REQUIRED TASK: For each line below that contains the string "html", copy that line.

───── INPUT DATA

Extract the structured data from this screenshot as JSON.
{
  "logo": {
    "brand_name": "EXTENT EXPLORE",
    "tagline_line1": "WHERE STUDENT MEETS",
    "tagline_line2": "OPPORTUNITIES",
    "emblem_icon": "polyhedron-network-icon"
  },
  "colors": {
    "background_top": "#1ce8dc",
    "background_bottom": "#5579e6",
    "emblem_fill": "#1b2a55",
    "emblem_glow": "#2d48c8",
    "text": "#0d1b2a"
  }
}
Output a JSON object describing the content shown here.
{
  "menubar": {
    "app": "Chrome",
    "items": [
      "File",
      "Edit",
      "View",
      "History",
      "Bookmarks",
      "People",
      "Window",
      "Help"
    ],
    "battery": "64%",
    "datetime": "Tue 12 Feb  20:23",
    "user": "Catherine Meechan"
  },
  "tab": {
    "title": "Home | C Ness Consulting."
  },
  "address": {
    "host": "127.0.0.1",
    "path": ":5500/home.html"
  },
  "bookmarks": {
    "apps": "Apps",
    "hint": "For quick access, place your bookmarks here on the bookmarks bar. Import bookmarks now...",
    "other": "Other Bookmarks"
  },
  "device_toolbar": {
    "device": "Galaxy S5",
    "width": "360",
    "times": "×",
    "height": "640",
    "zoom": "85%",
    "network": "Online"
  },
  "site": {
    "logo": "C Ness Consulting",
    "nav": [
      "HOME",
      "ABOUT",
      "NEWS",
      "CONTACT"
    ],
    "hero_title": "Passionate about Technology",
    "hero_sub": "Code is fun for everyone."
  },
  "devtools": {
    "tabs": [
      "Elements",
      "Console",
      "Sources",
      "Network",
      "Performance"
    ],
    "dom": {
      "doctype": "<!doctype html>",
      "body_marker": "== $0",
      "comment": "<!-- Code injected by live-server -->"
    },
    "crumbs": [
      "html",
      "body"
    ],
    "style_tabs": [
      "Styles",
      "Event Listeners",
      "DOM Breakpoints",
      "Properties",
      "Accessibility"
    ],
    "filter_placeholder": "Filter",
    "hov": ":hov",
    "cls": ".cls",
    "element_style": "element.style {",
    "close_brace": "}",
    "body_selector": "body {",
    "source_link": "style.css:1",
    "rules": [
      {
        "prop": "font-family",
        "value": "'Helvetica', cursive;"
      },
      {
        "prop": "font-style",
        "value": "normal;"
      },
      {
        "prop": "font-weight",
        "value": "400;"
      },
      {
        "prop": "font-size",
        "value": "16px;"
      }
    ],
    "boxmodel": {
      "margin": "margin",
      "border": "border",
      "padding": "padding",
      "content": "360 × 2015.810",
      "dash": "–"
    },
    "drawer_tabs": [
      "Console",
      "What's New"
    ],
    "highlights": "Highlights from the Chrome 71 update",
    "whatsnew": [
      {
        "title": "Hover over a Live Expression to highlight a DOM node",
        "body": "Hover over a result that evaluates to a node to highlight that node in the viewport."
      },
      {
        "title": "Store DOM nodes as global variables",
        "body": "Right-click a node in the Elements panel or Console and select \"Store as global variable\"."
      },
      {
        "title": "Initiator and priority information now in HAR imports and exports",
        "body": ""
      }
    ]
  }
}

──────────

TASK RESULT:
    "path": ":5500/home.html"
      "doctype": "<!doctype html>",
      "html",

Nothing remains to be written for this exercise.